[Start Records shown]

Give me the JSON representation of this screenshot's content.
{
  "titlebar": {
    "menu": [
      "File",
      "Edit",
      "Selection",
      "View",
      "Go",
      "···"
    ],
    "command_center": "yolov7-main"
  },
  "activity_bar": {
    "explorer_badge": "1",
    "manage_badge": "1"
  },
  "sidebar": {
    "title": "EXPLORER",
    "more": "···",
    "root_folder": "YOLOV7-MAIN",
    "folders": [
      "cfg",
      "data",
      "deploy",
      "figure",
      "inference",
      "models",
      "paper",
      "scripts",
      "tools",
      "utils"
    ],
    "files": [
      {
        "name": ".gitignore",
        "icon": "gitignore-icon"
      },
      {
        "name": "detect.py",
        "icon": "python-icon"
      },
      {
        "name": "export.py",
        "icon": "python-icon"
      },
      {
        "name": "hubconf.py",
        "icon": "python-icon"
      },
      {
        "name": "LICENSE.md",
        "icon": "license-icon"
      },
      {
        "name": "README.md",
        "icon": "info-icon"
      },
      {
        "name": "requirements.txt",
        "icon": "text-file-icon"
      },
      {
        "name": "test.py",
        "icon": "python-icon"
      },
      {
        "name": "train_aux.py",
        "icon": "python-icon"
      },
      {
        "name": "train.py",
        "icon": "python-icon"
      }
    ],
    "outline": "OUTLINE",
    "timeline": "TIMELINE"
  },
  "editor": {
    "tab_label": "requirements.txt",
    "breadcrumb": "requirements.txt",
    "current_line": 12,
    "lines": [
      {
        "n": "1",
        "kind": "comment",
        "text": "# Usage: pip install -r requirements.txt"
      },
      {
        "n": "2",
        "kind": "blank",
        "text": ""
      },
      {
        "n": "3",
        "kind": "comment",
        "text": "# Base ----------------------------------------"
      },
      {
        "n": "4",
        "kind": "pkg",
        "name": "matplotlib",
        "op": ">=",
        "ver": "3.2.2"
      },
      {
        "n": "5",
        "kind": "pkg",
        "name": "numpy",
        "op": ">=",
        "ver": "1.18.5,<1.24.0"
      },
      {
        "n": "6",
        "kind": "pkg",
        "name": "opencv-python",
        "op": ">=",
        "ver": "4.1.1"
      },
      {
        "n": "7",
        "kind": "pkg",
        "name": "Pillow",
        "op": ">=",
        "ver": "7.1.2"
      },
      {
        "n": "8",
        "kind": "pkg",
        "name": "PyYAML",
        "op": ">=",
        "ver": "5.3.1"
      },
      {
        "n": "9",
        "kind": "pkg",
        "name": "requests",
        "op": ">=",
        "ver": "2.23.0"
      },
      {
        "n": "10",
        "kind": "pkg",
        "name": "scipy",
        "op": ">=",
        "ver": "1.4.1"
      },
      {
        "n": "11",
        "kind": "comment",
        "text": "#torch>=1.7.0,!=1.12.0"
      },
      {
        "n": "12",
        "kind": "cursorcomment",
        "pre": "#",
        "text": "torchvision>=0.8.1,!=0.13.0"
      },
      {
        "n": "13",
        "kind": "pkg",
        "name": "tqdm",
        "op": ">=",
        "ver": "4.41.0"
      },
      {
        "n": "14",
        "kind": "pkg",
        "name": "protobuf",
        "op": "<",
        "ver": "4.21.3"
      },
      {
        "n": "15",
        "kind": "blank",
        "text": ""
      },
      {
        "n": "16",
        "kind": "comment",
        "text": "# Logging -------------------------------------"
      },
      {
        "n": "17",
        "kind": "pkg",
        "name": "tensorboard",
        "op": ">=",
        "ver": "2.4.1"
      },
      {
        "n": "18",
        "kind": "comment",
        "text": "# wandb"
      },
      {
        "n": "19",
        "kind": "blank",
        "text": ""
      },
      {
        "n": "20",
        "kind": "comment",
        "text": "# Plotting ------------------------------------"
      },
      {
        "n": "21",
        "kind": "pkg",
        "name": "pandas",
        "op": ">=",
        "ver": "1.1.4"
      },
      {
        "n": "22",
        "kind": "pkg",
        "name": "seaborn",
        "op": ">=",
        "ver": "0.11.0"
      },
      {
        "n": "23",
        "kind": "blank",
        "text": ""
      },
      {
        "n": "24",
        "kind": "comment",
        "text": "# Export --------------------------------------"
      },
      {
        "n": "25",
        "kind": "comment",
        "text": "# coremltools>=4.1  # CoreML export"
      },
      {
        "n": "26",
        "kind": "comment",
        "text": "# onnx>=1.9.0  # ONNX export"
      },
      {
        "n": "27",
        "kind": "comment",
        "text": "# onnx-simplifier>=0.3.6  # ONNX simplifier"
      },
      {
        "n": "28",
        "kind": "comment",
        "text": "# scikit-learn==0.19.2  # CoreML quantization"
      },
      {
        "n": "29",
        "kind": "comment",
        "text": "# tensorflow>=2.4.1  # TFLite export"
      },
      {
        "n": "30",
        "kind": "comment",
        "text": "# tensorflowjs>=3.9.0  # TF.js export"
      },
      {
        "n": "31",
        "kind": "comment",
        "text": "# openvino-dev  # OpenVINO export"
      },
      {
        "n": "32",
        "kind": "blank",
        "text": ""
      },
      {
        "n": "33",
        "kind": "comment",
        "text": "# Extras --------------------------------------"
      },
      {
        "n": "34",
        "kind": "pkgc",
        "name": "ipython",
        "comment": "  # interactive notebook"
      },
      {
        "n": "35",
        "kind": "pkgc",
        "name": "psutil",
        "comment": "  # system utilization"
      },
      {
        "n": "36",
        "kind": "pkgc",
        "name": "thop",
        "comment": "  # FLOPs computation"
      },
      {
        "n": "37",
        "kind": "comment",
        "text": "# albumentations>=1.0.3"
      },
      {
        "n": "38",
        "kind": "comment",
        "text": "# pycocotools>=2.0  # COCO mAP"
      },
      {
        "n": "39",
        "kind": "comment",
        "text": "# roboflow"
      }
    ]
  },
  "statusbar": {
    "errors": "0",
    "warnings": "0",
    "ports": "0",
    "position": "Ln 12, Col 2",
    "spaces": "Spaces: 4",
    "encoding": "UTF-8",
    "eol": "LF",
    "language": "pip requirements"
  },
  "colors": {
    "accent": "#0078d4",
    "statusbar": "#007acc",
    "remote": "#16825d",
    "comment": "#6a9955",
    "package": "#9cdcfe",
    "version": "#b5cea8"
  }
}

[End Records shown]

■ Requirement
Using the listing, copy every line where the word "onnx" shows up.

■ Finished exercise
        "text": "# onnx>=1.9.0  # ONNX export"
        "text": "# onnx-simplifier>=0.3.6  # ONNX simplifier"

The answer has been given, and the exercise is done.